[Dataset rows about figures]

•••

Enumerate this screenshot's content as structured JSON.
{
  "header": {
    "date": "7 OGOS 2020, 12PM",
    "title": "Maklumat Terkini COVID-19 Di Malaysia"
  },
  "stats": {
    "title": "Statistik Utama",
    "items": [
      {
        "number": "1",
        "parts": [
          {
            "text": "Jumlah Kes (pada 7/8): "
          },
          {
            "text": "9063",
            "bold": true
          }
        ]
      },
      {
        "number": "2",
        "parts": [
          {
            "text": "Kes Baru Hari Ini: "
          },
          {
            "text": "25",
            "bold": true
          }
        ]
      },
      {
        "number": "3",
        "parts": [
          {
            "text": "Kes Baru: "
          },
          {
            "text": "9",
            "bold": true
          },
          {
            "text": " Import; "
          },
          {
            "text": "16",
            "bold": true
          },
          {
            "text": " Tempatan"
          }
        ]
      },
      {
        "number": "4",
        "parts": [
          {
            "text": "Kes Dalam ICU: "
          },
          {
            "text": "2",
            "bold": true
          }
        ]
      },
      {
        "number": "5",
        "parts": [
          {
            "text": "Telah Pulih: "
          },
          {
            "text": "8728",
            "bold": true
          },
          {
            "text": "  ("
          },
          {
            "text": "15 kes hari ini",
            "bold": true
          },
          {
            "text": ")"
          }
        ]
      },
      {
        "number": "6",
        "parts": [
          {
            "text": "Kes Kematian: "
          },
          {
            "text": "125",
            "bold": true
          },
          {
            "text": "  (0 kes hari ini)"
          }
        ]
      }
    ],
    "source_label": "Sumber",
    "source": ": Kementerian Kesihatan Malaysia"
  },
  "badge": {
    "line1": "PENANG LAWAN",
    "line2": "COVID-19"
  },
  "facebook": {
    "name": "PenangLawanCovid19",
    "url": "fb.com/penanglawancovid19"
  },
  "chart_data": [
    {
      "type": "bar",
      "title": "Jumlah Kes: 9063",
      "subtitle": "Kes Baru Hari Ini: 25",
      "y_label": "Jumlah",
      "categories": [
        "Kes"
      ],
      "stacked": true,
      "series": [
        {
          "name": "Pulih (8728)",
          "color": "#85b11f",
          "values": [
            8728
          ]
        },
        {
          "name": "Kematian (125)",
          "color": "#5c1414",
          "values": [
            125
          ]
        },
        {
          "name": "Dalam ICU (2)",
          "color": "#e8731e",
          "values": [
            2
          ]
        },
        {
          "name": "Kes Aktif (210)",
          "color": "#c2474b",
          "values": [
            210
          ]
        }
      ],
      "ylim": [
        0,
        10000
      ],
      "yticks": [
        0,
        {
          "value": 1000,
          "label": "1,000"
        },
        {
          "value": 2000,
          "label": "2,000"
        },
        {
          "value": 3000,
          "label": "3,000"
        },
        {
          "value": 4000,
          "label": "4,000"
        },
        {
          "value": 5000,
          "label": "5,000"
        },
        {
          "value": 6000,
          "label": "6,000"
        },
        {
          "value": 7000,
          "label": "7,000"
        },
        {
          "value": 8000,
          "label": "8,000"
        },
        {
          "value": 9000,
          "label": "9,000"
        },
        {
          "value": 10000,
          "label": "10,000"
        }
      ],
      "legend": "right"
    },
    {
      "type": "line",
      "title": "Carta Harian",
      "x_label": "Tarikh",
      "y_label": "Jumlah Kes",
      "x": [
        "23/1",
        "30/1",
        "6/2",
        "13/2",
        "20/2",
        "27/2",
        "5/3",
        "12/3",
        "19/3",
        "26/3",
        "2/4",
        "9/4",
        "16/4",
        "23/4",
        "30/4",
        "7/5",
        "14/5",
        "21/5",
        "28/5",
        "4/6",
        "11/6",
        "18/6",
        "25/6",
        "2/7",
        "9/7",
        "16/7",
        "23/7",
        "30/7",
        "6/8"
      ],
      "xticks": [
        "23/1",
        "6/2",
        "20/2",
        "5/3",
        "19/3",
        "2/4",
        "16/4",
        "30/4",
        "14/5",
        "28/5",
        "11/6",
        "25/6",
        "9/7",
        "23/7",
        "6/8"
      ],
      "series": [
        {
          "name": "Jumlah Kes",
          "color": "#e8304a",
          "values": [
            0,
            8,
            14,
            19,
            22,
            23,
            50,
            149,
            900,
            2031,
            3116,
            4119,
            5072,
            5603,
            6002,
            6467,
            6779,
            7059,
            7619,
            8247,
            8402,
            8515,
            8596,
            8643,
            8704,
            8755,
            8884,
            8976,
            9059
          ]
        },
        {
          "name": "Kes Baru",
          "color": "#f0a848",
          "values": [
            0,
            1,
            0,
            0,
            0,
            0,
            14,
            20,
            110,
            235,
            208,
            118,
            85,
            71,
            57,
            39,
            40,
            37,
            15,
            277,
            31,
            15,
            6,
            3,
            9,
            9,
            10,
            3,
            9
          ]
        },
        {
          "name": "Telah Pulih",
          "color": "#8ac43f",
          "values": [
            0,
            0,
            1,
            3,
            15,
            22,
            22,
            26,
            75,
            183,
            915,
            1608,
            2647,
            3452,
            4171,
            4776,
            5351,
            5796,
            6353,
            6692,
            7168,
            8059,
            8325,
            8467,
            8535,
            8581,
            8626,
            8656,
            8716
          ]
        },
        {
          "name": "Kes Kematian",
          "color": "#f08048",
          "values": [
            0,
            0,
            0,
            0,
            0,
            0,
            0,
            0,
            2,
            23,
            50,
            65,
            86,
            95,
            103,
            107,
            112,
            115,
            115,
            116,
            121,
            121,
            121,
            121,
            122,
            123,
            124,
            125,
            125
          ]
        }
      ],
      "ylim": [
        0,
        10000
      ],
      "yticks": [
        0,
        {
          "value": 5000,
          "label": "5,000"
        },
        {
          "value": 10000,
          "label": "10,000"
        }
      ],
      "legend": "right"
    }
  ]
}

•••

Request: Search the data for "color". Copy every line that has it.

Exercise answer:
          "color": "#85b11f",
          "color": "#5c1414",
          "color": "#e8731e",
          "color": "#c2474b",
          "color": "#e8304a",
          "color": "#f0a848",
          "color": "#8ac43f",
          "color": "#f08048",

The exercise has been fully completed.